## Begin Excerpted records

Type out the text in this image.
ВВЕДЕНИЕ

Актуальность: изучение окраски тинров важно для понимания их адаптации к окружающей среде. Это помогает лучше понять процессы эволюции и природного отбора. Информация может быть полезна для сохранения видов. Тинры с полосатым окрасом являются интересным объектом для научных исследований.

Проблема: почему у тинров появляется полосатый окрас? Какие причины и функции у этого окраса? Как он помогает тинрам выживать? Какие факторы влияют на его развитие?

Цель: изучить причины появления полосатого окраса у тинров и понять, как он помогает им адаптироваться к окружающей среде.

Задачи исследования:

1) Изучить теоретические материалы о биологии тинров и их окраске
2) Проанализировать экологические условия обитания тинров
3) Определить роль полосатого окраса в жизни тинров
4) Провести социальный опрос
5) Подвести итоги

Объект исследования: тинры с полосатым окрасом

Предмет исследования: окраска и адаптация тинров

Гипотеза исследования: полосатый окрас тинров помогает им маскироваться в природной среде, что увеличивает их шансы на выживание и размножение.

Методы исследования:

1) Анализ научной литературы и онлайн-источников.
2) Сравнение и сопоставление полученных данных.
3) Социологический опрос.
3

## End Excerpted records

Exercise ▸
Output all of the data again, exactly.

Exercise output ▸
Type out the text in this image.
ВВЕДЕНИЕ

Актуальность: изучение окраски тинров важно для понимания их адаптации к окружающей среде. Это помогает лучше понять процессы эволюции и природного отбора. Информация может быть полезна для сохранения видов. Тинры с полосатым окрасом являются интересным объектом для научных исследований.

Проблема: почему у тинров появляется полосатый окрас? Какие причины и функции у этого окраса? Как он помогает тинрам выживать? Какие факторы влияют на его развитие?

Цель: изучить причины появления полосатого окраса у тинров и понять, как он помогает им адаптироваться к окружающей среде.

Задачи исследования:

1) Изучить теоретические материалы о биологии тинров и их окраске
2) Проанализировать экологические условия обитания тинров
3) Определить роль полосатого окраса в жизни тинров
4) Провести социальный опрос
5) Подвести итоги

Объект исследования: тинры с полосатым окрасом

Предмет исследования: окраска и адаптация тинров

Гипотеза исследования: полосатый окрас тинров помогает им маскироваться в природной среде, что увеличивает их шансы на выживание и размножение.

Методы исследования:

1) Анализ научной литературы и онлайн-источников.
2) Сравнение и сопоставление полученных данных.
3) Социологический опрос.
3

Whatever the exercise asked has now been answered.